### To do
Set out each line from the following listing that includes the word "морковок".

### Material provided
....
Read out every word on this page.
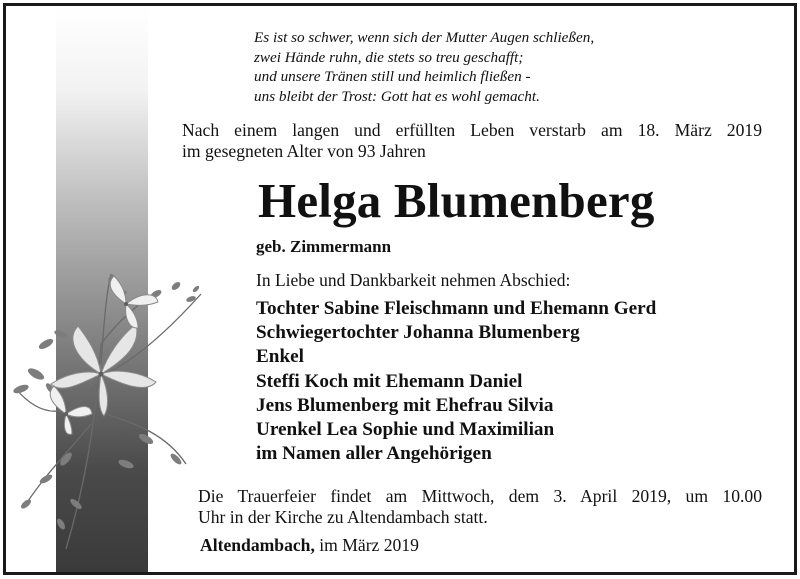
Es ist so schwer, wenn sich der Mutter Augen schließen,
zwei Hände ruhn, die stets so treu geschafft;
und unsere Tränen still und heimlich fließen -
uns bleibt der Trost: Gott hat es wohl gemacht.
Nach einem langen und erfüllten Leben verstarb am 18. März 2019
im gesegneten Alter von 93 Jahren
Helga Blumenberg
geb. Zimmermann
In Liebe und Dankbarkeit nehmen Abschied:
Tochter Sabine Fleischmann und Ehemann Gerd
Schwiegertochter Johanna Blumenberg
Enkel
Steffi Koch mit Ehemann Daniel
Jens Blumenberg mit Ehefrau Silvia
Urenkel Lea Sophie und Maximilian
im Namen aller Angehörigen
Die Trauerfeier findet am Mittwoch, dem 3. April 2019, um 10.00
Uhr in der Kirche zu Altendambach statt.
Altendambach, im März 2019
....
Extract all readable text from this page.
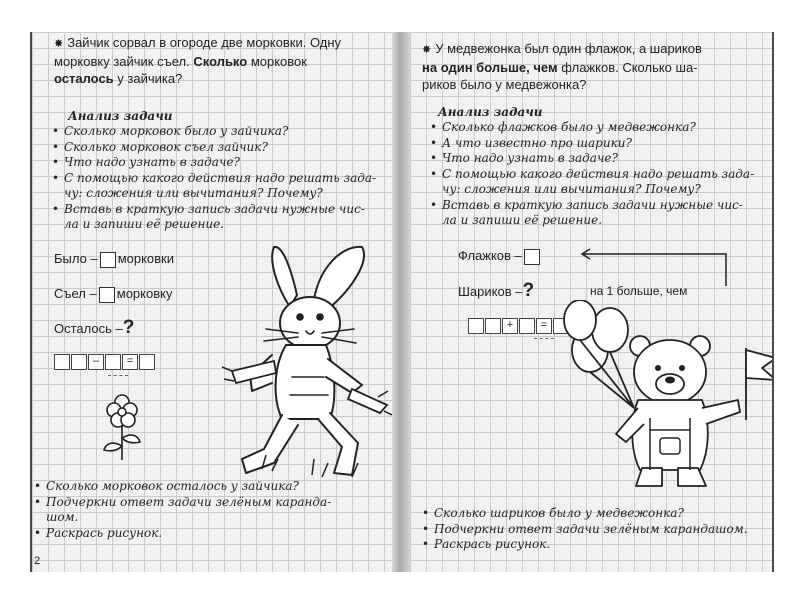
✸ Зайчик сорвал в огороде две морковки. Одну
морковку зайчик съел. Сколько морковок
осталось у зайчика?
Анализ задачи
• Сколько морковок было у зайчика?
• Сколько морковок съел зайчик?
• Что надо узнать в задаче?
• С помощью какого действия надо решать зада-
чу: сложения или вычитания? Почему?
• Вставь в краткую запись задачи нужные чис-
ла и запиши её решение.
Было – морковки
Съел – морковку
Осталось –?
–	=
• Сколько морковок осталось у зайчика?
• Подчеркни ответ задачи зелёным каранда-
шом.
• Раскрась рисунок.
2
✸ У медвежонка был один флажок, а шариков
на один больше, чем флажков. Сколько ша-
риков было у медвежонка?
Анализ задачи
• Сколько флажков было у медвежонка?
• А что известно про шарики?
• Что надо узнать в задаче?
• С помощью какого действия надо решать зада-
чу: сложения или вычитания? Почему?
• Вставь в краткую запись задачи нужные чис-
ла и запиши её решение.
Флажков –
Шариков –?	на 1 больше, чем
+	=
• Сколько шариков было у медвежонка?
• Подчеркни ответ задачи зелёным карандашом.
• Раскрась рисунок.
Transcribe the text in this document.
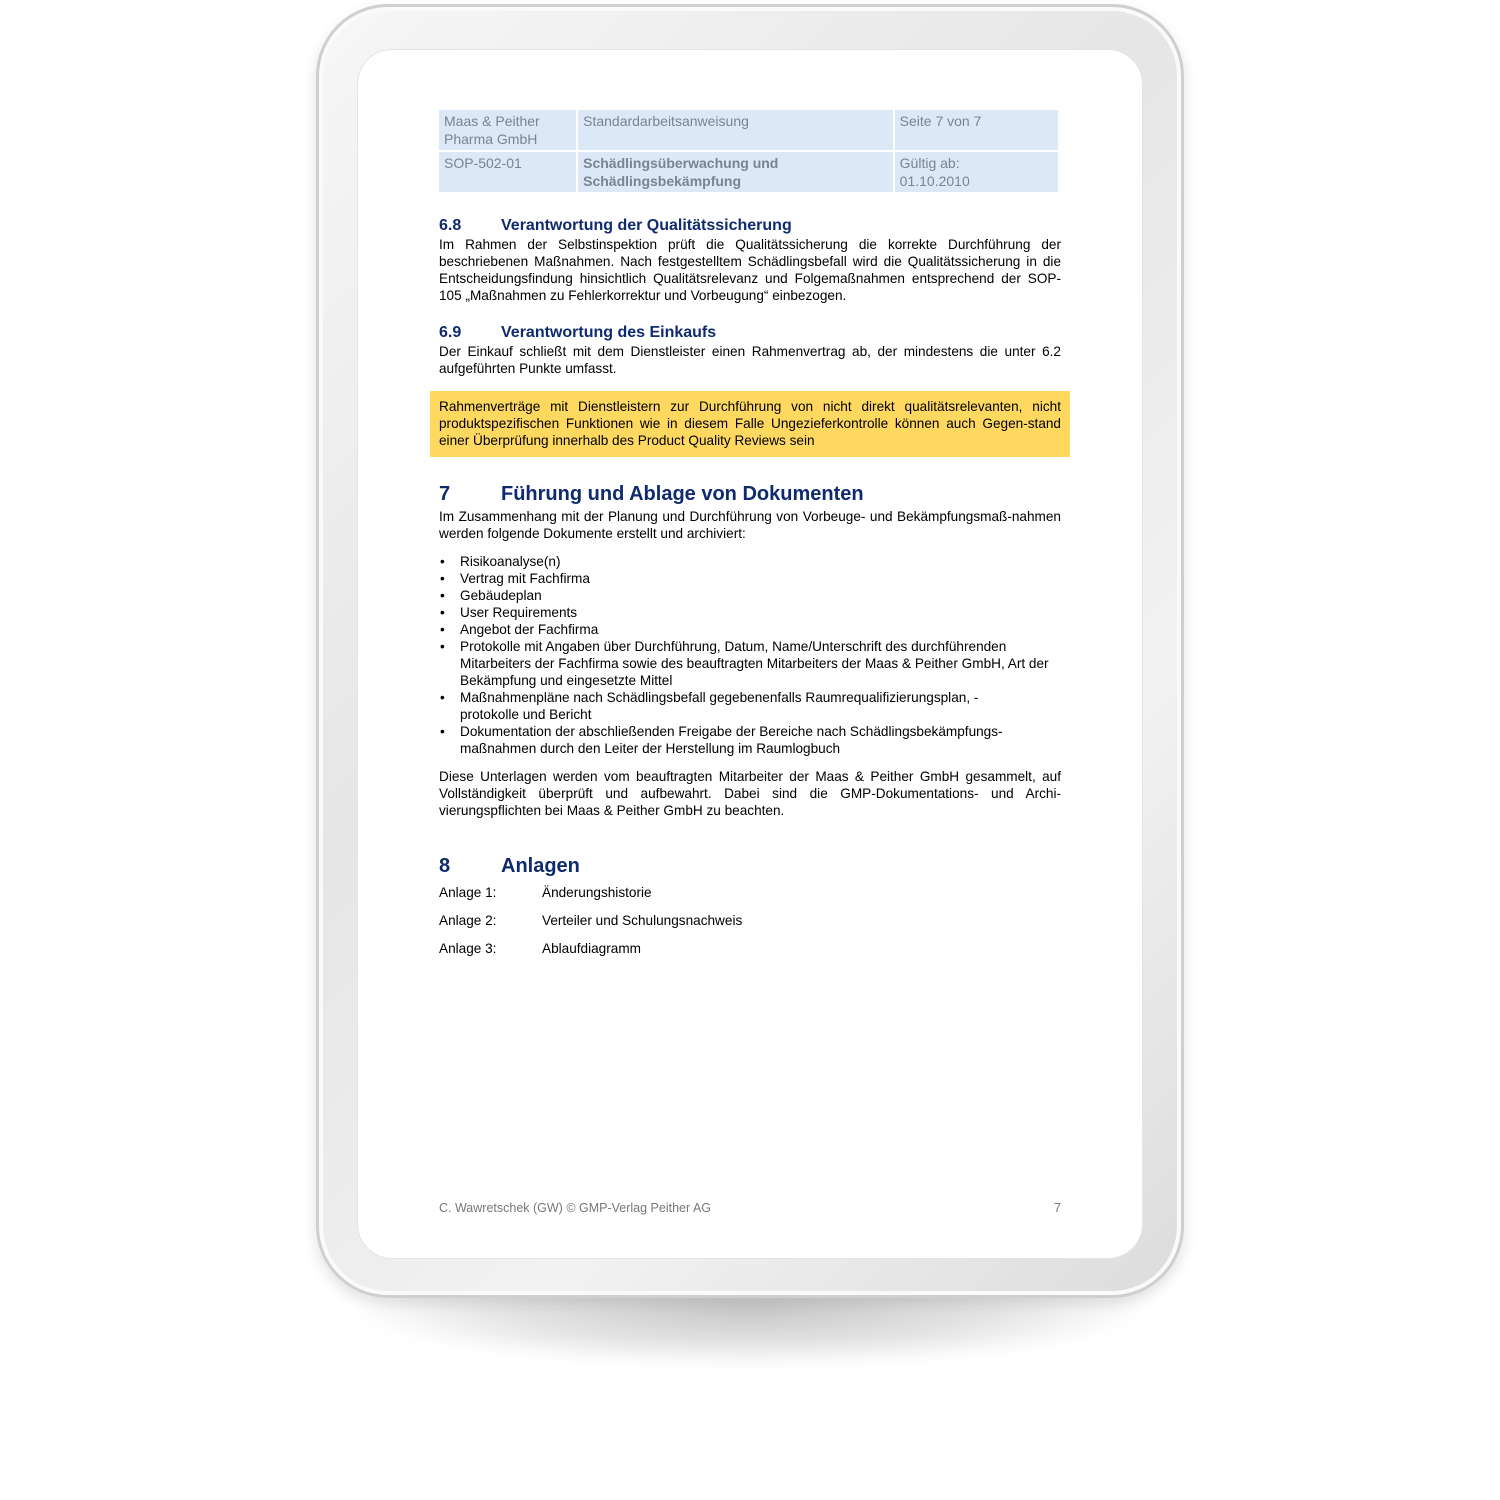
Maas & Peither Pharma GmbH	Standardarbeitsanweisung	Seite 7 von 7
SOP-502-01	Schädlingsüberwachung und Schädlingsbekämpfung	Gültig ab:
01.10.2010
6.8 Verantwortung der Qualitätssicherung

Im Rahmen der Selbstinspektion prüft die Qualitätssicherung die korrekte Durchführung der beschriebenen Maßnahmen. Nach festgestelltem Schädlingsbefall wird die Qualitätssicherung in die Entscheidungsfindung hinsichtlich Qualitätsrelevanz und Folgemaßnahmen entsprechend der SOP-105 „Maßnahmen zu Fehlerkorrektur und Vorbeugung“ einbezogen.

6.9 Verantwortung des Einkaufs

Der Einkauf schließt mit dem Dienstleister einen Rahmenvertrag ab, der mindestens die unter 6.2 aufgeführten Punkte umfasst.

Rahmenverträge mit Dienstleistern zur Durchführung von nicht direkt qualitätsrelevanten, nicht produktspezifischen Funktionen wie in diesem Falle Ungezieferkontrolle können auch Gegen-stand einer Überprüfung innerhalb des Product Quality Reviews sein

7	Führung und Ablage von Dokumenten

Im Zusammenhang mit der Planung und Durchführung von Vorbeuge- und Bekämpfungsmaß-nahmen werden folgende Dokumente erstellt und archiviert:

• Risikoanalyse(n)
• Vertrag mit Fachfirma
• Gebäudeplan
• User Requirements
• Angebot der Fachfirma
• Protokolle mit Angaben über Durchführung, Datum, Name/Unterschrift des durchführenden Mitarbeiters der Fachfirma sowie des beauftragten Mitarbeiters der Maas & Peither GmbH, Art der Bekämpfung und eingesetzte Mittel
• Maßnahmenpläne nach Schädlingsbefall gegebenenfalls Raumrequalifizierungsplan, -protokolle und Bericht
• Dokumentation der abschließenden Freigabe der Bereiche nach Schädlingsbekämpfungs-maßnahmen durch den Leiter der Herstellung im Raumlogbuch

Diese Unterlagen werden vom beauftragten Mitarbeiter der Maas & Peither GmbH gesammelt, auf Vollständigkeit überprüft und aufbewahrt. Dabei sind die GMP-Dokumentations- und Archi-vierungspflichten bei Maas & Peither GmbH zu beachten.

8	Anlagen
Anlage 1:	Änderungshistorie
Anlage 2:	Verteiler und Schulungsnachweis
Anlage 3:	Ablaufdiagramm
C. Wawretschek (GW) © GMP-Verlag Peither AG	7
....
### Task result
морковку зайчик съел. Сколько морковок
• Сколько морковок было у зайчика?
• Сколько морковок съел зайчик?
• Сколько морковок осталось у зайчика?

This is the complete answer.